--- Aim ---
Exactly reproduce all the records, keeping pictures out of the copy.

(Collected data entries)

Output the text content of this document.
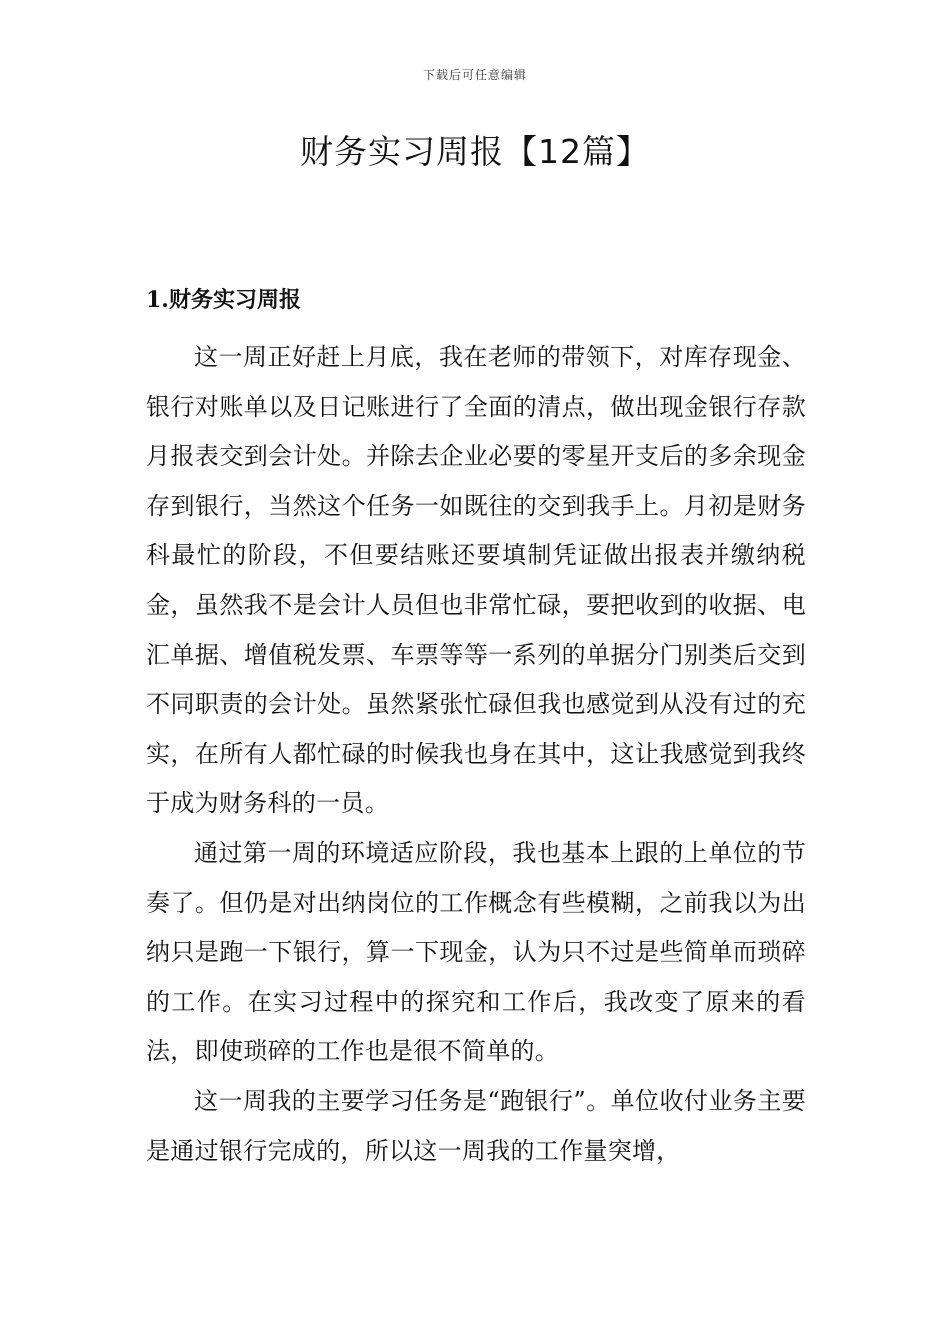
下载后可任意编辑
财务实习周报【12篇】
1.财务实习周报

这一周正好赶上月底，我在老师的带领下，对库存现金、银行对账单以及日记账进行了全面的清点，做出现金银行存款月报表交到会计处。并除去企业必要的零星开支后的多余现金存到银行，当然这个任务一如既往的交到我手上。月初是财务科最忙的阶段，不但要结账还要填制凭证做出报表并缴纳税金，虽然我不是会计人员但也非常忙碌，要把收到的收据、电汇单据、增值税发票、车票等等一系列的单据分门别类后交到不同职责的会计处。虽然紧张忙碌但我也感觉到从没有过的充实，在所有人都忙碌的时候我也身在其中，这让我感觉到我终于成为财务科的一员。

通过第一周的环境适应阶段，我也基本上跟的上单位的节奏了。但仍是对出纳岗位的工作概念有些模糊，之前我以为出纳只是跑一下银行，算一下现金，认为只不过是些简单而琐碎的工作。在实习过程中的探究和工作后，我改变了原来的看法，即使琐碎的工作也是很不简单的。

这一周我的主要学习任务是“跑银行”。单位收付业务主要是通过银行完成的，所以这一周我的工作量突增，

--- Answer below ---
Output the text content of this document.
下载后可任意编辑
财务实习周报【12篇】
1.财务实习周报

这一周正好赶上月底，我在老师的带领下，对库存现金、银行对账单以及日记账进行了全面的清点，做出现金银行存款月报表交到会计处。并除去企业必要的零星开支后的多余现金存到银行，当然这个任务一如既往的交到我手上。月初是财务科最忙的阶段，不但要结账还要填制凭证做出报表并缴纳税金，虽然我不是会计人员但也非常忙碌，要把收到的收据、电汇单据、增值税发票、车票等等一系列的单据分门别类后交到不同职责的会计处。虽然紧张忙碌但我也感觉到从没有过的充实，在所有人都忙碌的时候我也身在其中，这让我感觉到我终于成为财务科的一员。

通过第一周的环境适应阶段，我也基本上跟的上单位的节奏了。但仍是对出纳岗位的工作概念有些模糊，之前我以为出纳只是跑一下银行，算一下现金，认为只不过是些简单而琐碎的工作。在实习过程中的探究和工作后，我改变了原来的看法，即使琐碎的工作也是很不简单的。

这一周我的主要学习任务是“跑银行”。单位收付业务主要是通过银行完成的，所以这一周我的工作量突增，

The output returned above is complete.